▶ [Your goal]
All records should be reproduced verbatim.

——————————

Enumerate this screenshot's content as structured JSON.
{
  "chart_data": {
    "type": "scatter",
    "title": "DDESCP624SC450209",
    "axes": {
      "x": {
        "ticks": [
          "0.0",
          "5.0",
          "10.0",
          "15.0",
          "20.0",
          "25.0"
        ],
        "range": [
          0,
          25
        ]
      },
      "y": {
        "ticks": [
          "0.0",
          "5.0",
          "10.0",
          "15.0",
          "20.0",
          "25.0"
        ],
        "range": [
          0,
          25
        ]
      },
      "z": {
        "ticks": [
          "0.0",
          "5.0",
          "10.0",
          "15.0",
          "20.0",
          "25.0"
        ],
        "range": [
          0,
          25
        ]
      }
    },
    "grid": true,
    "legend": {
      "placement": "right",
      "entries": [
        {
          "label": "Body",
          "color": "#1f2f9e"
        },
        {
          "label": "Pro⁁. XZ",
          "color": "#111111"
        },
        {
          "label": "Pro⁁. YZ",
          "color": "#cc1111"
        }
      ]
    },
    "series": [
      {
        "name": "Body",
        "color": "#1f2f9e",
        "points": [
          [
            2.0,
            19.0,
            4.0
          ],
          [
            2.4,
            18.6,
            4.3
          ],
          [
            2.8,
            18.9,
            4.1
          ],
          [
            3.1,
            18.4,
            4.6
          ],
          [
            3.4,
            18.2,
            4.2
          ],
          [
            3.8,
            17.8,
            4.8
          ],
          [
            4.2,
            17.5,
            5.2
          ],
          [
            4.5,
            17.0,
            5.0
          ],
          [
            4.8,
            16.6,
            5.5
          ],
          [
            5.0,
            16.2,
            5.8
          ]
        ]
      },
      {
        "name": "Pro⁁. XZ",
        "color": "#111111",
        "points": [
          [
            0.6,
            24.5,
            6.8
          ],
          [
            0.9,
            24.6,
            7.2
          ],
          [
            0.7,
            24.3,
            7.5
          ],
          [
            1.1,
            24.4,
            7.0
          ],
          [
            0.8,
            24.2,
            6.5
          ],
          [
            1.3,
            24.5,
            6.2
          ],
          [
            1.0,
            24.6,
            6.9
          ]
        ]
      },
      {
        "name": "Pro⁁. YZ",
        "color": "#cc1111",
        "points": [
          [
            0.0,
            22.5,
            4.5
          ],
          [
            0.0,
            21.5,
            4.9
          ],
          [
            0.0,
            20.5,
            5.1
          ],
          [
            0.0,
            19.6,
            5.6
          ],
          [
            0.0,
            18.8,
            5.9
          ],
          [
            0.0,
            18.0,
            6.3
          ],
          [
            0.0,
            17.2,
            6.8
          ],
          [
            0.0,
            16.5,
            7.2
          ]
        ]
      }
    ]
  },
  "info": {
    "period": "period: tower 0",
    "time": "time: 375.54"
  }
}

——————————

▶ [Task result]
Enumerate this screenshot's content as structured JSON.
{
  "chart_data": {
    "type": "scatter",
    "title": "DDESCP624SC450209",
    "axes": {
      "x": {
        "ticks": [
          "0.0",
          "5.0",
          "10.0",
          "15.0",
          "20.0",
          "25.0"
        ],
        "range": [
          0,
          25
        ]
      },
      "y": {
        "ticks": [
          "0.0",
          "5.0",
          "10.0",
          "15.0",
          "20.0",
          "25.0"
        ],
        "range": [
          0,
          25
        ]
      },
      "z": {
        "ticks": [
          "0.0",
          "5.0",
          "10.0",
          "15.0",
          "20.0",
          "25.0"
        ],
        "range": [
          0,
          25
        ]
      }
    },
    "grid": true,
    "legend": {
      "placement": "right",
      "entries": [
        {
          "label": "Body",
          "color": "#1f2f9e"
        },
        {
          "label": "Pro⁁. XZ",
          "color": "#111111"
        },
        {
          "label": "Pro⁁. YZ",
          "color": "#cc1111"
        }
      ]
    },
    "series": [
      {
        "name": "Body",
        "color": "#1f2f9e",
        "points": [
          [
            2.0,
            19.0,
            4.0
          ],
          [
            2.4,
            18.6,
            4.3
          ],
          [
            2.8,
            18.9,
            4.1
          ],
          [
            3.1,
            18.4,
            4.6
          ],
          [
            3.4,
            18.2,
            4.2
          ],
          [
            3.8,
            17.8,
            4.8
          ],
          [
            4.2,
            17.5,
            5.2
          ],
          [
            4.5,
            17.0,
            5.0
          ],
          [
            4.8,
            16.6,
            5.5
          ],
          [
            5.0,
            16.2,
            5.8
          ]
        ]
      },
      {
        "name": "Pro⁁. XZ",
        "color": "#111111",
        "points": [
          [
            0.6,
            24.5,
            6.8
          ],
          [
            0.9,
            24.6,
            7.2
          ],
          [
            0.7,
            24.3,
            7.5
          ],
          [
            1.1,
            24.4,
            7.0
          ],
          [
            0.8,
            24.2,
            6.5
          ],
          [
            1.3,
            24.5,
            6.2
          ],
          [
            1.0,
            24.6,
            6.9
          ]
        ]
      },
      {
        "name": "Pro⁁. YZ",
        "color": "#cc1111",
        "points": [
          [
            0.0,
            22.5,
            4.5
          ],
          [
            0.0,
            21.5,
            4.9
          ],
          [
            0.0,
            20.5,
            5.1
          ],
          [
            0.0,
            19.6,
            5.6
          ],
          [
            0.0,
            18.8,
            5.9
          ],
          [
            0.0,
            18.0,
            6.3
          ],
          [
            0.0,
            17.2,
            6.8
          ],
          [
            0.0,
            16.5,
            7.2
          ]
        ]
      }
    ]
  },
  "info": {
    "period": "period: tower 0",
    "time": "time: 375.54"
  }
}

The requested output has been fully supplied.